--- begin SELECTED EXTRACT ---

Disaster Recovery Using VMWare ESX
Posted on 2009-05-26
I'm currently implementing a DR solution using VMWare ESX.
We have 15 VM's which run on our 2-host ESX cluster. Four of these are 'critical' - Exchange 2007, a DC, web server and file server, and I am going to replicate these to our DR site just across the road. The DR site has an ESX host attached to it's own iSCSI SAN (same setup as primary site).
I'm using esXpress from PHD to back up the critical VM's (both system and data disks/vmdks) to an NFS target. It's installed on both production ESX hosts and on the 3rd 'DR' esx host.
The backups run 3 times a day. As the backups are block-level rather than incremental or full, they complete pretty quickly. The 3rd ESX host is set to restore those backups from the NFS target on a schedule, so at the DR site I have a working copy of my four critical VM's.
My question is less VMWare-related and more AD/Exchange related. In the event of one or more critical VM's going down, the plan is to simply log onto the 3rd ESX host and connect the replicated VM's virtual network adapter to the network. As the replicated machines have the same IP's, names etc (they are an exact copy), I'm pretty sure this should work, certainly in the case of the file server. My question is, am I likely to run into issues bringing up DC's and Exchange servers that are snapshots from a few hours previously?. From an AD point of view, we have a second physical DC, so DC that I bring up at the DR site should be bought up to date via AD replication - it's just Exchange 2007 I'm not sure about now.

--- end SELECTED EXTRACT ---
--- begin DATA SECTION ---

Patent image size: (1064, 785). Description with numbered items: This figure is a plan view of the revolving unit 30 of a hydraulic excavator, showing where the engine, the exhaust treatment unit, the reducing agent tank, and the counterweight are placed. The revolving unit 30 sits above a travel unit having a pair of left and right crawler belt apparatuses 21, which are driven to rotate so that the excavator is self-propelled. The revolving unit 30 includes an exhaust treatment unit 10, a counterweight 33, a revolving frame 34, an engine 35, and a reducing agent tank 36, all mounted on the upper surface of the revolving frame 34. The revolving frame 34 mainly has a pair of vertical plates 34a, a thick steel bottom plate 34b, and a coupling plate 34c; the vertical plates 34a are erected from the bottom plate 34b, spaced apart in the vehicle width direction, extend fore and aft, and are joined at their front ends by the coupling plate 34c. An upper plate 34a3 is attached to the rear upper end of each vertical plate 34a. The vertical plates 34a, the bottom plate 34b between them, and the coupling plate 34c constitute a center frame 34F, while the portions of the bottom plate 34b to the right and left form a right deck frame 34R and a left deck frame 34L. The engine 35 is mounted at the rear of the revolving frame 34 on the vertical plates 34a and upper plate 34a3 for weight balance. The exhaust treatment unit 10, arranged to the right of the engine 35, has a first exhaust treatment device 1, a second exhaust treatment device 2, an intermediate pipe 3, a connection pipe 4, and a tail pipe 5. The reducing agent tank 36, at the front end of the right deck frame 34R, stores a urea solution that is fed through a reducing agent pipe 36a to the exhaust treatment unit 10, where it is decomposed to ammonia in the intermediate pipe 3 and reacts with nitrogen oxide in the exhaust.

--- end DATA SECTION ---
--- begin DATA SECTION ---

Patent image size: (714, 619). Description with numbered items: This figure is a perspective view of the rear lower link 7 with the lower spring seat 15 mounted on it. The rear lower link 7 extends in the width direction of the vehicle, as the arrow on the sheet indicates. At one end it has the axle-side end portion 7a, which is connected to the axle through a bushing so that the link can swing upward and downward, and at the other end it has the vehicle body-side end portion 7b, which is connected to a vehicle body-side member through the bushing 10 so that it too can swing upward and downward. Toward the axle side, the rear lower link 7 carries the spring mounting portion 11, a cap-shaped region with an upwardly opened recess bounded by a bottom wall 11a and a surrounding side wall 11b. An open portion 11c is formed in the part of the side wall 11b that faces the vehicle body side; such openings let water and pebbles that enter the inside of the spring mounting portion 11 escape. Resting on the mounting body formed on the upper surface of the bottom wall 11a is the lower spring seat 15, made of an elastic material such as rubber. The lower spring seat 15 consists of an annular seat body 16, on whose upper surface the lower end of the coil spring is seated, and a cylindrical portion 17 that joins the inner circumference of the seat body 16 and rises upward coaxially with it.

--- end DATA SECTION ---

TASK LIST →
#1 Transcribe the stretch of the VMware disaster recovery post from "Disaster Recovery Using" through "3rd 'DR' esx host.".
#2 Pick up the forum post on disaster recovery with VMware ESX after its last sentence and continue writing it.

SET OF ANSWERS →
#1
Disaster Recovery Using VMWare ESX
Posted on 2009-05-26
I'm currently implementing a DR solution using VMWare ESX.
We have 15 VM's which run on our 2-host ESX cluster. Four of these are 'critical' - Exchange 2007, a DC, web server and file server, and I am going to replicate these to our DR site just across the road. The DR site has an ESX host attached to it's own iSCSI SAN (same setup as primary site).
I'm using esXpress from PHD to back up the critical VM's (both system and data disks/vmdks) to an NFS target. It's installed on both production ESX hosts and on the 3rd 'DR' esx host.

#2
For example, one thing I'm unsure about is that the clock on the replicated VM will be a few hours behind the actual time when I first bring it up - ie at 15.00 the main Exchange server goes down, I bring up the replicated Exchange VM, which is from the backup that ran at 0900, therefore the system clock initially will be somewhere around 09:00. Once it synchs with the domain the clock should roll forward, but is that likely to cause issues with logging etc?
Can anyone see any other potential flaws in this plan..? Obviously I'm going to test it all, but it would be nice to be aware of any potemtial pitfalls at the outset.
Thanks for your time.